═══ Entries ═══

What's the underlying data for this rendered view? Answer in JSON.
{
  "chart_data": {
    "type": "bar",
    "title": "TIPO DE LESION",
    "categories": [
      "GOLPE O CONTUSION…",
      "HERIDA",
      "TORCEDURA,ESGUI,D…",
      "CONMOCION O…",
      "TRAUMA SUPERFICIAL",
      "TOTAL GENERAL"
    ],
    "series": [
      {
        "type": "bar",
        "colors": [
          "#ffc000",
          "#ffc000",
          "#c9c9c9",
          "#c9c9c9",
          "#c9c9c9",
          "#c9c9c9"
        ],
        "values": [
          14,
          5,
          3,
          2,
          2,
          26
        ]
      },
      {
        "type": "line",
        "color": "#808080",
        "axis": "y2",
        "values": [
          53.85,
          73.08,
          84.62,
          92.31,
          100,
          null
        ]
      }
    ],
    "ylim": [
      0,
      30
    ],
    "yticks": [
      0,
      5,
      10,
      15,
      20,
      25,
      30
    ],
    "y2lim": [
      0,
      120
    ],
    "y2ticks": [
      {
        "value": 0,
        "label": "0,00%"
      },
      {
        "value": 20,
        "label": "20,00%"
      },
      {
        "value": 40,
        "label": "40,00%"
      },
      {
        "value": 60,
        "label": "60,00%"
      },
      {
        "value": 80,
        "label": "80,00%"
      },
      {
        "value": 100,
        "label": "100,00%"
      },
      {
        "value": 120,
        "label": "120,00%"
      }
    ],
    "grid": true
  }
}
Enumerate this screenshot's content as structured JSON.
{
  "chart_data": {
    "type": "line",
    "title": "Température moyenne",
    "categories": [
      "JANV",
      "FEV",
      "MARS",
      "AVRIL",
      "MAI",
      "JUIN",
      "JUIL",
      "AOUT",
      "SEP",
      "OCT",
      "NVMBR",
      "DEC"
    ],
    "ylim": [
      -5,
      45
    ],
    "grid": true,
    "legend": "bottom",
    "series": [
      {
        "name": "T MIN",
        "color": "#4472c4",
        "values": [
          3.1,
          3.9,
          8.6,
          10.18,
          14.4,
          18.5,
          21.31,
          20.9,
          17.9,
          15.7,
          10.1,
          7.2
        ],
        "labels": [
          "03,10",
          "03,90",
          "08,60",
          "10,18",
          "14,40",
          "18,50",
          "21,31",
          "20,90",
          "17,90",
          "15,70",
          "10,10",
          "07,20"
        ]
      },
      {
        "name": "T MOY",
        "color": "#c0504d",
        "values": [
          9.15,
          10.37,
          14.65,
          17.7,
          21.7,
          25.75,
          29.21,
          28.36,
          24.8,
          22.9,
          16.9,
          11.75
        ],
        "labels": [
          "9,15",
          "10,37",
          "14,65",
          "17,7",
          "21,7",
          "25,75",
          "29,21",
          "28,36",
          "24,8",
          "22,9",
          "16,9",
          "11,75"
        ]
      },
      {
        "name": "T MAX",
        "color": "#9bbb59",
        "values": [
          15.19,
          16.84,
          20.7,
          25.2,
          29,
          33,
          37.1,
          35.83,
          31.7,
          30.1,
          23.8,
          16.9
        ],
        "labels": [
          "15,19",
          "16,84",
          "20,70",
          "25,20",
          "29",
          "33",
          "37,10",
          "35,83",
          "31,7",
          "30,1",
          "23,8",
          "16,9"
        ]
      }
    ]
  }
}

═══

Direction - From the entries, copy out each line containing the word "JSON".

Answer in full -
What's the underlying data for this rendered view? Answer in JSON.
Enumerate this screenshot's content as structured JSON.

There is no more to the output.